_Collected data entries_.

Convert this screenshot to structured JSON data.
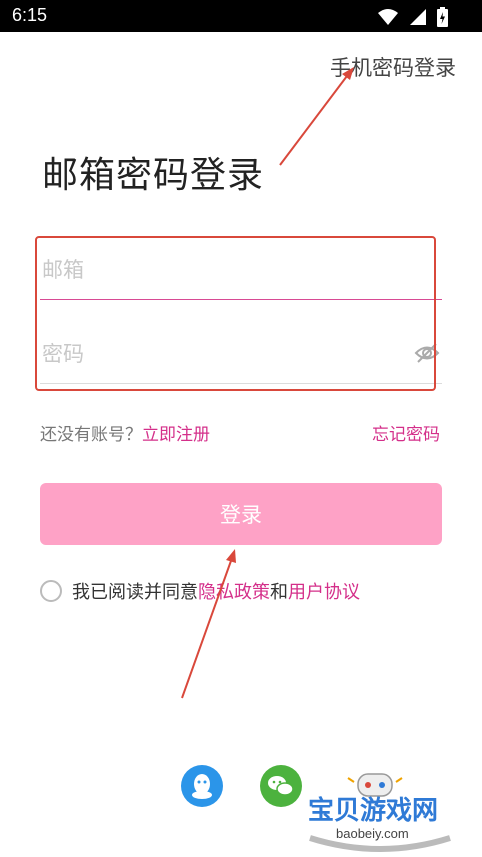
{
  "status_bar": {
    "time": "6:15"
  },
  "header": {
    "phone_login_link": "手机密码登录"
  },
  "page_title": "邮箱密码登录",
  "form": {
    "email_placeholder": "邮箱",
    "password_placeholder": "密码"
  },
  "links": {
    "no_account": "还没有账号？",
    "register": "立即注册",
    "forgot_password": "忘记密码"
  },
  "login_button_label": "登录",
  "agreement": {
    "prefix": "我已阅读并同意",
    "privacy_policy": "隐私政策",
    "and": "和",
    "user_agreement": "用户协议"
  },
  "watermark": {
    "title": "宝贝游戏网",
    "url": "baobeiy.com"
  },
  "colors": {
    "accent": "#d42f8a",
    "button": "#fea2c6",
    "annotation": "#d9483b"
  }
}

==

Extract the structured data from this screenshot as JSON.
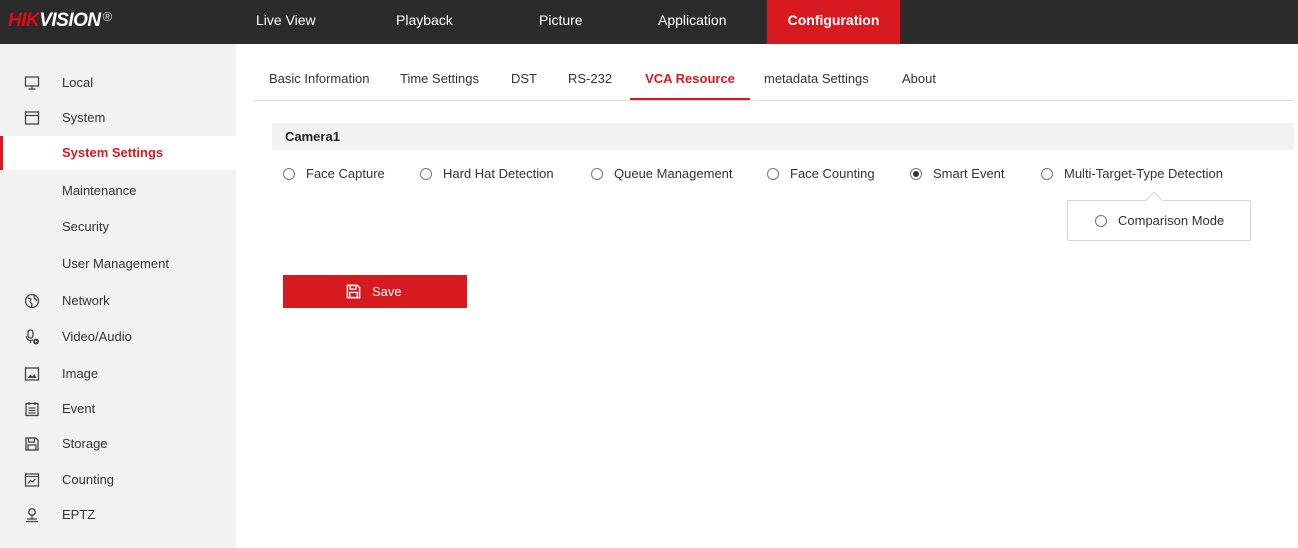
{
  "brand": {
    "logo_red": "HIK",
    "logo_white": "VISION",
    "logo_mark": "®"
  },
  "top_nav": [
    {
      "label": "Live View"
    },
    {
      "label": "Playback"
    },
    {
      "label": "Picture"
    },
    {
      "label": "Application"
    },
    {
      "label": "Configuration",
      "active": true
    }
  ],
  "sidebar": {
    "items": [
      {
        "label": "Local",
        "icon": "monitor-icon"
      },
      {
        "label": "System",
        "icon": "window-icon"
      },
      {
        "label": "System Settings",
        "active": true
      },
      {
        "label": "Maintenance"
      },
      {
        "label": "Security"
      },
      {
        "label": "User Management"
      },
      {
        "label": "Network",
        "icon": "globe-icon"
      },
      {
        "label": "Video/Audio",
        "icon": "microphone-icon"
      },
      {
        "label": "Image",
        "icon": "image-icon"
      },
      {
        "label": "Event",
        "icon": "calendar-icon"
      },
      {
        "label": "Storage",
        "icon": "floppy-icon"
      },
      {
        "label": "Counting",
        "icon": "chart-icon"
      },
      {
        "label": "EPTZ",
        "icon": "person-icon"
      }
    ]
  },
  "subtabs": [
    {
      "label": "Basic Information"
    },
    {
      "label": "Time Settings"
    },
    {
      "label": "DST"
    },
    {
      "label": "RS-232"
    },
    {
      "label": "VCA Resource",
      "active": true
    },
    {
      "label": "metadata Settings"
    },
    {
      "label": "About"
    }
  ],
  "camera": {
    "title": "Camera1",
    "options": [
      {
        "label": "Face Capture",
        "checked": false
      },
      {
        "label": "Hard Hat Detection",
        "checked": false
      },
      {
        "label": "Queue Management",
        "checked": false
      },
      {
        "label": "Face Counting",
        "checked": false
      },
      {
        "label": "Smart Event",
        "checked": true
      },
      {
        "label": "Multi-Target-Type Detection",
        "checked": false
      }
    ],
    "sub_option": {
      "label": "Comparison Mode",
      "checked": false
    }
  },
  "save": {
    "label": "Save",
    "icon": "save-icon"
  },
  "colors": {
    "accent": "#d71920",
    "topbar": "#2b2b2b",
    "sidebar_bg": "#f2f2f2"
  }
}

_Aim_.
Filter the records above for "System" and copy every matching line.

_Answer for this exercise_.
        "label": "System",
        "label": "System Settings",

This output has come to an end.